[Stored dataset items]
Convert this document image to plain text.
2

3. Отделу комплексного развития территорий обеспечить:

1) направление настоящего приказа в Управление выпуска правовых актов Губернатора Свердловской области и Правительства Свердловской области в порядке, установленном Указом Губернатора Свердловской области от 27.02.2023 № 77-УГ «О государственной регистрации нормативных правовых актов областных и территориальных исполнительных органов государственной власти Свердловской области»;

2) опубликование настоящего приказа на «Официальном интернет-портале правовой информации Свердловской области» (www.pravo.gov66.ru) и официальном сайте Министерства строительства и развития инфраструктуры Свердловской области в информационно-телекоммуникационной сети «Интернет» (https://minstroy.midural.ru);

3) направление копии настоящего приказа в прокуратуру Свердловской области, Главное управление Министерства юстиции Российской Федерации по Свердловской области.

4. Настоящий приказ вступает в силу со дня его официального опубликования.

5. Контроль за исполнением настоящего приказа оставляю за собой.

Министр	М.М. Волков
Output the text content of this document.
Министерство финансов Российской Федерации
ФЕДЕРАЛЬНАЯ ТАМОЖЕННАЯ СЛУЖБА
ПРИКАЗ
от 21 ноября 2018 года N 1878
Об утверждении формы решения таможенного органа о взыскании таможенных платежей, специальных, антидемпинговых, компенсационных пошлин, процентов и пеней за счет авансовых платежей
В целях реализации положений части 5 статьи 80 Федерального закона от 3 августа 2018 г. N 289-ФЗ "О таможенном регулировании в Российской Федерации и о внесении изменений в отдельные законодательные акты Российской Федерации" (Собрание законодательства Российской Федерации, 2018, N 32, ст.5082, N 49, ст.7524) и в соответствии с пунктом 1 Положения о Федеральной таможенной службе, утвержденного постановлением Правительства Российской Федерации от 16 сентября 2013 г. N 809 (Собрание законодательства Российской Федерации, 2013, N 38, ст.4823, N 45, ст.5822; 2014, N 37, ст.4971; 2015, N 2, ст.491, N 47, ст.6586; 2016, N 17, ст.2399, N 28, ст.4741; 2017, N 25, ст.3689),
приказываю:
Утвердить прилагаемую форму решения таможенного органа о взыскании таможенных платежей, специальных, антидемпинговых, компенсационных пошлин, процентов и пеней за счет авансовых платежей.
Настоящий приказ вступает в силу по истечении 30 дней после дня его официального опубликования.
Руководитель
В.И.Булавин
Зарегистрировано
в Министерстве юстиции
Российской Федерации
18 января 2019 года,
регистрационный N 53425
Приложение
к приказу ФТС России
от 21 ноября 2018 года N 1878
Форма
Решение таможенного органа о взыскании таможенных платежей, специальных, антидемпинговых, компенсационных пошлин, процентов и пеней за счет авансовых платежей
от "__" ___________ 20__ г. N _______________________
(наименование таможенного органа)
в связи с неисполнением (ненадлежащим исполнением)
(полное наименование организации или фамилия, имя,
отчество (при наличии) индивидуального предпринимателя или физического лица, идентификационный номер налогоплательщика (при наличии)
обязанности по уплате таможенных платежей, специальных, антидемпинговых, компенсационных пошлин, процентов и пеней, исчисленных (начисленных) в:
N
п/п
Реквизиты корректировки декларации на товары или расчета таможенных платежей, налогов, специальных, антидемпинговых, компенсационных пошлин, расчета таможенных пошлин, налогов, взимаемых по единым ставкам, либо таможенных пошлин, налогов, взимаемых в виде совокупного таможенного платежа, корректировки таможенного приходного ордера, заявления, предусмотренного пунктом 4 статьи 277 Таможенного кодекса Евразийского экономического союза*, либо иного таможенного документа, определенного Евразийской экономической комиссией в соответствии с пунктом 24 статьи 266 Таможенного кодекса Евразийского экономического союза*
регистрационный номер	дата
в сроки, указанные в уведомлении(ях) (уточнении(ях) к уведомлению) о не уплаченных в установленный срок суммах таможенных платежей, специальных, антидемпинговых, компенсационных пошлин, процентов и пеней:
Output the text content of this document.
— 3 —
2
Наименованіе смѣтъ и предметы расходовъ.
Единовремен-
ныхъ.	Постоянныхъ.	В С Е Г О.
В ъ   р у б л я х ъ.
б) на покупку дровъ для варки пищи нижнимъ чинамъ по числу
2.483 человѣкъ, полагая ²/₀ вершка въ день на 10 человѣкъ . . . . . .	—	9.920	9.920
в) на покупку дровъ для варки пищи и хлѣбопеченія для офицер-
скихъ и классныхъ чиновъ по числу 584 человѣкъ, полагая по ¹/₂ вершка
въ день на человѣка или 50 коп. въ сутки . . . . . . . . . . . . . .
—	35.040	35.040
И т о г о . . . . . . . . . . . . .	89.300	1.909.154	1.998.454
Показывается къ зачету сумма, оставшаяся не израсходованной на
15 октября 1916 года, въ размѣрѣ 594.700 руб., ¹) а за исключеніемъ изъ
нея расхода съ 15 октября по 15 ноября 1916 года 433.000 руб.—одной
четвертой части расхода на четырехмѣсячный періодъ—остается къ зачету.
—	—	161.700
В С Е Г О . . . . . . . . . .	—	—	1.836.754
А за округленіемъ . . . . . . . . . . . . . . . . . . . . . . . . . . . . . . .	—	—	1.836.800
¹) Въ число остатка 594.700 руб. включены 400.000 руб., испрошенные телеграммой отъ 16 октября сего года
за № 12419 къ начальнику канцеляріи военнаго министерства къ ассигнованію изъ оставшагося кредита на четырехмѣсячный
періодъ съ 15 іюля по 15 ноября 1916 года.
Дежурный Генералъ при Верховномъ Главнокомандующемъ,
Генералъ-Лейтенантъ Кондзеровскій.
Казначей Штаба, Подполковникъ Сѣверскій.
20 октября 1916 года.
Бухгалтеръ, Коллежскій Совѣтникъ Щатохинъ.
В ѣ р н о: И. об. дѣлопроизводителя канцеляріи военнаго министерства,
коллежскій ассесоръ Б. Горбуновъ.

--

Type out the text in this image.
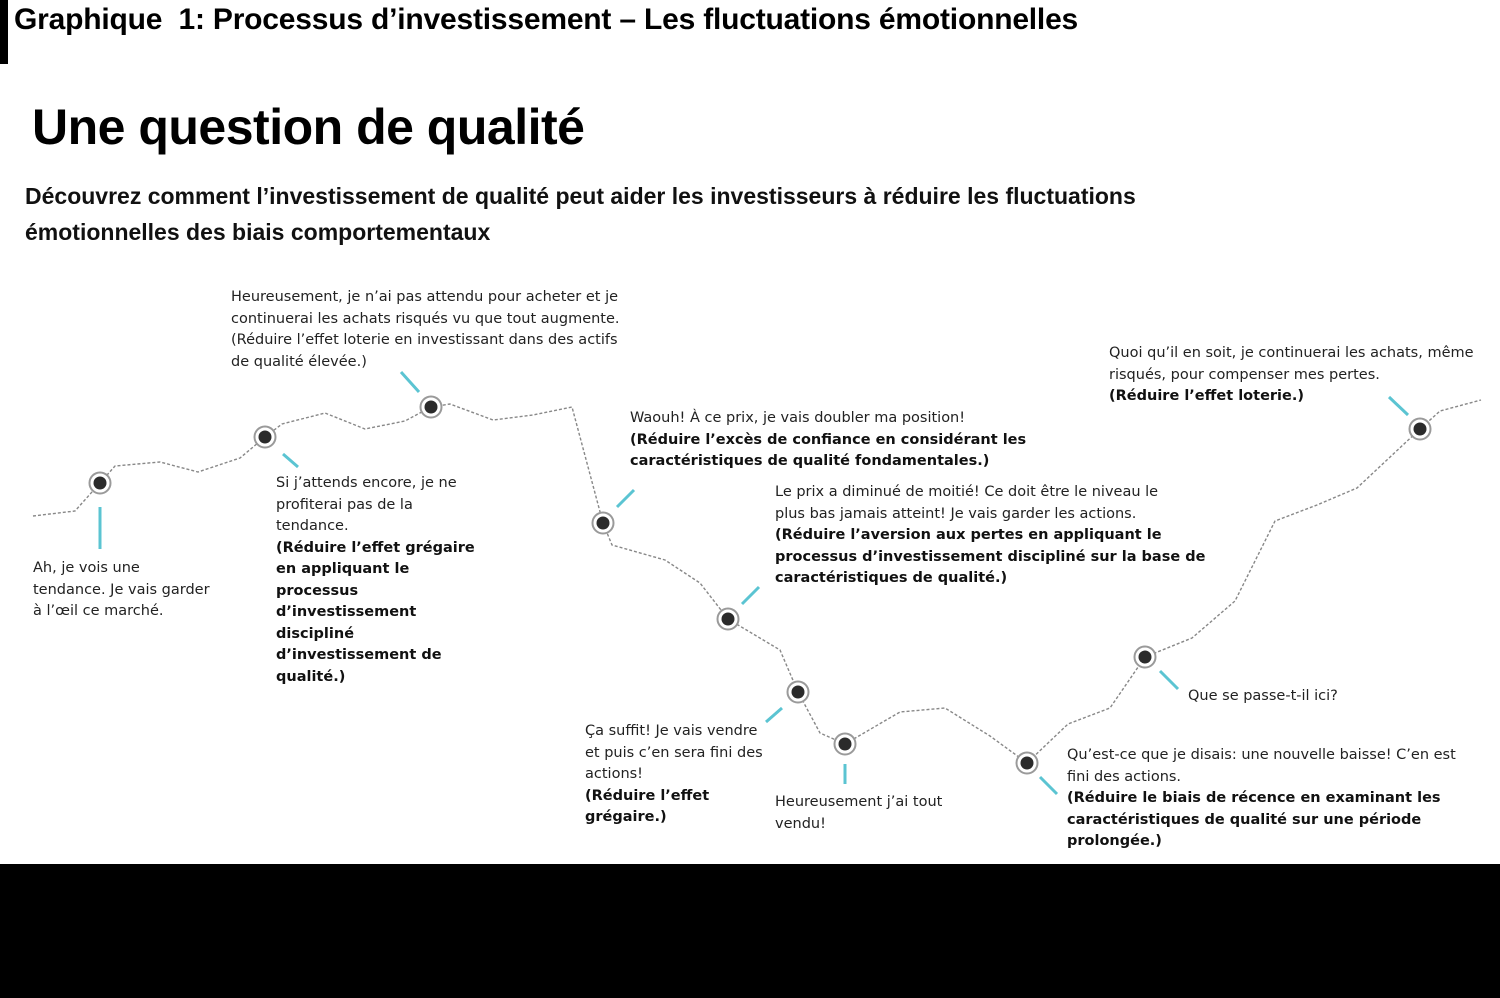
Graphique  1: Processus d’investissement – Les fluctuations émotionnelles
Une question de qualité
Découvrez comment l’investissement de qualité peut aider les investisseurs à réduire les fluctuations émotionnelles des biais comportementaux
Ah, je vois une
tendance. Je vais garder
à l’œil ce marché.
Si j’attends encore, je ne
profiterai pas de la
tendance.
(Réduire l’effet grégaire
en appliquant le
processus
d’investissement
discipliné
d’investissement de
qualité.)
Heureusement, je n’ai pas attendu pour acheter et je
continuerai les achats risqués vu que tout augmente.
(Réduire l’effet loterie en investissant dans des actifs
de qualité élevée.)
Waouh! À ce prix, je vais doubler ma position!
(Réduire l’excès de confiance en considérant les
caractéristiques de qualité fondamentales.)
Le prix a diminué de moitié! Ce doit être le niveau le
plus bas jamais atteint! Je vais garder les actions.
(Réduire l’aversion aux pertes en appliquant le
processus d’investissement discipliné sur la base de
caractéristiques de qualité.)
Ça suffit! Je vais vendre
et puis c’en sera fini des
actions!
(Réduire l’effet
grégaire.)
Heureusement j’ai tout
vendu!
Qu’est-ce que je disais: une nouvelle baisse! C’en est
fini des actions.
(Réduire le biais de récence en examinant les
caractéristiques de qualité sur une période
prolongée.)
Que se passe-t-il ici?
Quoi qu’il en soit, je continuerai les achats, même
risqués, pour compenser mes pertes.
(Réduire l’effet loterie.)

**SET EXERCISE:**
Which lines hold the word "text"? Show each one.

**RESULT FOR THIS TASK:**
Convert this document image to plain text.
Output the text content of this document.
Output the text content of this document.
Type out the text in this image.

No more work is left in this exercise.